Written instruction ▸ Write out the data below in full. Keep it exact.

Records provided ▸
_ _ _ _ _ _ _
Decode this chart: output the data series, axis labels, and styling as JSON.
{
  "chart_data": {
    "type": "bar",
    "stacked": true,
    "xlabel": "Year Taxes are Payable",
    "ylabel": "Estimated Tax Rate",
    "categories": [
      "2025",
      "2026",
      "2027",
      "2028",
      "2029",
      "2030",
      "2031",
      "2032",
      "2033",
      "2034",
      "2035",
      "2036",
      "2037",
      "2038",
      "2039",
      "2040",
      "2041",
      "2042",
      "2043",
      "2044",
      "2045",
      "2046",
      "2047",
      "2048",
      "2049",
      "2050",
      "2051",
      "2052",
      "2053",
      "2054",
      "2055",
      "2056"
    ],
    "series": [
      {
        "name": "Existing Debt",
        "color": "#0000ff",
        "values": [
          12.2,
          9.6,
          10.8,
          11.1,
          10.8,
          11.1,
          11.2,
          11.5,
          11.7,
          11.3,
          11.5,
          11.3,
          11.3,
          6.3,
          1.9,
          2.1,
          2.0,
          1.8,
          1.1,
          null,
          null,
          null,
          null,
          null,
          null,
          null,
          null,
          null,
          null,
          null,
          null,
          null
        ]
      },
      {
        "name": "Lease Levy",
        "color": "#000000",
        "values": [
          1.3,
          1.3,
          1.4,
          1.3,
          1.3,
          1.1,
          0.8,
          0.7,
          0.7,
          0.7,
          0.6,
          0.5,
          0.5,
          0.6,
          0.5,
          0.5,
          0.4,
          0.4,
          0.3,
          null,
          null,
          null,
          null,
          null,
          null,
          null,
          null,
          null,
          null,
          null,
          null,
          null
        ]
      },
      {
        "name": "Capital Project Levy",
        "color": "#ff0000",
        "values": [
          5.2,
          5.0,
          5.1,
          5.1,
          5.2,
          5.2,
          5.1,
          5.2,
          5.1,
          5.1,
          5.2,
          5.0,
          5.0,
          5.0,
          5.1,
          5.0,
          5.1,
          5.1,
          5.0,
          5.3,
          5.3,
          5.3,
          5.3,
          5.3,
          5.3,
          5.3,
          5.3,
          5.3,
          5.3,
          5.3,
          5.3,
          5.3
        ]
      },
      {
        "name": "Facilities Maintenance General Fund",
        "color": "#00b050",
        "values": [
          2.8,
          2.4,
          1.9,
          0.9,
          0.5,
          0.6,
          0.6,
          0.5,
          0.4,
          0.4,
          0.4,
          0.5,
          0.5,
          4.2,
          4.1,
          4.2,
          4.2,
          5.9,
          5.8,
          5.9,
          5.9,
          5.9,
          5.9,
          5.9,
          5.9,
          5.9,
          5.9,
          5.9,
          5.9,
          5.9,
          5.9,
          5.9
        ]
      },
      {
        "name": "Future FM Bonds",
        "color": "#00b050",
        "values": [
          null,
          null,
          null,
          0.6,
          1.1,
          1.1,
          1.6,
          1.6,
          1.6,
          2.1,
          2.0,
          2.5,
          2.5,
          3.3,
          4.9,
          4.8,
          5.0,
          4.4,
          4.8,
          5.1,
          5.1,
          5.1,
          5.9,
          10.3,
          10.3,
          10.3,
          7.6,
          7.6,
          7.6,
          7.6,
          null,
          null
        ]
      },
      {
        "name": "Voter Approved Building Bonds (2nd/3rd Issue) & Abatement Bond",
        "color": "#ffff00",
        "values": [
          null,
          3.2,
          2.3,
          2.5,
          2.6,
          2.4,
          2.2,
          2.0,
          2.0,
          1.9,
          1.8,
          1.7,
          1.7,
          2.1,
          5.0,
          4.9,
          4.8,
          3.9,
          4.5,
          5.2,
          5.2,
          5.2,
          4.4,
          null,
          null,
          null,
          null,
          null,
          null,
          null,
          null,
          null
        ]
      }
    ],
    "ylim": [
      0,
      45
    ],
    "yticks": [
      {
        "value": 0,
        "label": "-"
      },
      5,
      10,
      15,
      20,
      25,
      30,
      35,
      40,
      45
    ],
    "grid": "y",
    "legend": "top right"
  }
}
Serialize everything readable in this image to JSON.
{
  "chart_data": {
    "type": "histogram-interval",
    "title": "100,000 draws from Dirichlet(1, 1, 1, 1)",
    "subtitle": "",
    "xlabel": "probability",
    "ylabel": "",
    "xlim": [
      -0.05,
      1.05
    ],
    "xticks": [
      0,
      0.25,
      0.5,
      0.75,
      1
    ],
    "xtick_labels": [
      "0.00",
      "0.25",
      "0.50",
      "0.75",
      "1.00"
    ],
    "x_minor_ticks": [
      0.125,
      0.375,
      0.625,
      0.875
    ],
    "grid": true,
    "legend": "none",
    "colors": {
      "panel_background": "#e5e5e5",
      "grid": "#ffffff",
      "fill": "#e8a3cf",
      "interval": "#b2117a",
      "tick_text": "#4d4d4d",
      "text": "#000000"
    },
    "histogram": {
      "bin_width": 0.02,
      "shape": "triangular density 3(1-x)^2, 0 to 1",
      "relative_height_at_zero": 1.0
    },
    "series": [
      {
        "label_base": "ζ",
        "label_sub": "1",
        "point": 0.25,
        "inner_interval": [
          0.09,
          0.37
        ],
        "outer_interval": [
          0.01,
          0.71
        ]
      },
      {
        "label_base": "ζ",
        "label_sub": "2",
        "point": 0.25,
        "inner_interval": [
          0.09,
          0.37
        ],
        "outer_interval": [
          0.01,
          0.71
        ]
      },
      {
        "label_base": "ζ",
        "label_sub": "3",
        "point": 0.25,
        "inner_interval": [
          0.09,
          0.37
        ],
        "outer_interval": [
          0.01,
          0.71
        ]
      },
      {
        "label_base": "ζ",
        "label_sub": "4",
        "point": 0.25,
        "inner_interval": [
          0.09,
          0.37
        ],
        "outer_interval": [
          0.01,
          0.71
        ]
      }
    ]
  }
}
_ _ _ _ _ _ _
Exercise solution ▸
Decode this chart: output the data series, axis labels, and styling as JSON.
{
  "chart_data": {
    "type": "bar",
    "stacked": true,
    "xlabel": "Year Taxes are Payable",
    "ylabel": "Estimated Tax Rate",
    "categories": [
      "2025",
      "2026",
      "2027",
      "2028",
      "2029",
      "2030",
      "2031",
      "2032",
      "2033",
      "2034",
      "2035",
      "2036",
      "2037",
      "2038",
      "2039",
      "2040",
      "2041",
      "2042",
      "2043",
      "2044",
      "2045",
      "2046",
      "2047",
      "2048",
      "2049",
      "2050",
      "2051",
      "2052",
      "2053",
      "2054",
      "2055",
      "2056"
    ],
    "series": [
      {
        "name": "Existing Debt",
        "color": "#0000ff",
        "values": [
          12.2,
          9.6,
          10.8,
          11.1,
          10.8,
          11.1,
          11.2,
          11.5,
          11.7,
          11.3,
          11.5,
          11.3,
          11.3,
          6.3,
          1.9,
          2.1,
          2.0,
          1.8,
          1.1,
          null,
          null,
          null,
          null,
          null,
          null,
          null,
          null,
          null,
          null,
          null,
          null,
          null
        ]
      },
      {
        "name": "Lease Levy",
        "color": "#000000",
        "values": [
          1.3,
          1.3,
          1.4,
          1.3,
          1.3,
          1.1,
          0.8,
          0.7,
          0.7,
          0.7,
          0.6,
          0.5,
          0.5,
          0.6,
          0.5,
          0.5,
          0.4,
          0.4,
          0.3,
          null,
          null,
          null,
          null,
          null,
          null,
          null,
          null,
          null,
          null,
          null,
          null,
          null
        ]
      },
      {
        "name": "Capital Project Levy",
        "color": "#ff0000",
        "values": [
          5.2,
          5.0,
          5.1,
          5.1,
          5.2,
          5.2,
          5.1,
          5.2,
          5.1,
          5.1,
          5.2,
          5.0,
          5.0,
          5.0,
          5.1,
          5.0,
          5.1,
          5.1,
          5.0,
          5.3,
          5.3,
          5.3,
          5.3,
          5.3,
          5.3,
          5.3,
          5.3,
          5.3,
          5.3,
          5.3,
          5.3,
          5.3
        ]
      },
      {
        "name": "Facilities Maintenance General Fund",
        "color": "#00b050",
        "values": [
          2.8,
          2.4,
          1.9,
          0.9,
          0.5,
          0.6,
          0.6,
          0.5,
          0.4,
          0.4,
          0.4,
          0.5,
          0.5,
          4.2,
          4.1,
          4.2,
          4.2,
          5.9,
          5.8,
          5.9,
          5.9,
          5.9,
          5.9,
          5.9,
          5.9,
          5.9,
          5.9,
          5.9,
          5.9,
          5.9,
          5.9,
          5.9
        ]
      },
      {
        "name": "Future FM Bonds",
        "color": "#00b050",
        "values": [
          null,
          null,
          null,
          0.6,
          1.1,
          1.1,
          1.6,
          1.6,
          1.6,
          2.1,
          2.0,
          2.5,
          2.5,
          3.3,
          4.9,
          4.8,
          5.0,
          4.4,
          4.8,
          5.1,
          5.1,
          5.1,
          5.9,
          10.3,
          10.3,
          10.3,
          7.6,
          7.6,
          7.6,
          7.6,
          null,
          null
        ]
      },
      {
        "name": "Voter Approved Building Bonds (2nd/3rd Issue) & Abatement Bond",
        "color": "#ffff00",
        "values": [
          null,
          3.2,
          2.3,
          2.5,
          2.6,
          2.4,
          2.2,
          2.0,
          2.0,
          1.9,
          1.8,
          1.7,
          1.7,
          2.1,
          5.0,
          4.9,
          4.8,
          3.9,
          4.5,
          5.2,
          5.2,
          5.2,
          4.4,
          null,
          null,
          null,
          null,
          null,
          null,
          null,
          null,
          null
        ]
      }
    ],
    "ylim": [
      0,
      45
    ],
    "yticks": [
      {
        "value": 0,
        "label": "-"
      },
      5,
      10,
      15,
      20,
      25,
      30,
      35,
      40,
      45
    ],
    "grid": "y",
    "legend": "top right"
  }
}
Serialize everything readable in this image to JSON.
{
  "chart_data": {
    "type": "histogram-interval",
    "title": "100,000 draws from Dirichlet(1, 1, 1, 1)",
    "subtitle": "",
    "xlabel": "probability",
    "ylabel": "",
    "xlim": [
      -0.05,
      1.05
    ],
    "xticks": [
      0,
      0.25,
      0.5,
      0.75,
      1
    ],
    "xtick_labels": [
      "0.00",
      "0.25",
      "0.50",
      "0.75",
      "1.00"
    ],
    "x_minor_ticks": [
      0.125,
      0.375,
      0.625,
      0.875
    ],
    "grid": true,
    "legend": "none",
    "colors": {
      "panel_background": "#e5e5e5",
      "grid": "#ffffff",
      "fill": "#e8a3cf",
      "interval": "#b2117a",
      "tick_text": "#4d4d4d",
      "text": "#000000"
    },
    "histogram": {
      "bin_width": 0.02,
      "shape": "triangular density 3(1-x)^2, 0 to 1",
      "relative_height_at_zero": 1.0
    },
    "series": [
      {
        "label_base": "ζ",
        "label_sub": "1",
        "point": 0.25,
        "inner_interval": [
          0.09,
          0.37
        ],
        "outer_interval": [
          0.01,
          0.71
        ]
      },
      {
        "label_base": "ζ",
        "label_sub": "2",
        "point": 0.25,
        "inner_interval": [
          0.09,
          0.37
        ],
        "outer_interval": [
          0.01,
          0.71
        ]
      },
      {
        "label_base": "ζ",
        "label_sub": "3",
        "point": 0.25,
        "inner_interval": [
          0.09,
          0.37
        ],
        "outer_interval": [
          0.01,
          0.71
        ]
      },
      {
        "label_base": "ζ",
        "label_sub": "4",
        "point": 0.25,
        "inner_interval": [
          0.09,
          0.37
        ],
        "outer_interval": [
          0.01,
          0.71
        ]
      }
    ]
  }
}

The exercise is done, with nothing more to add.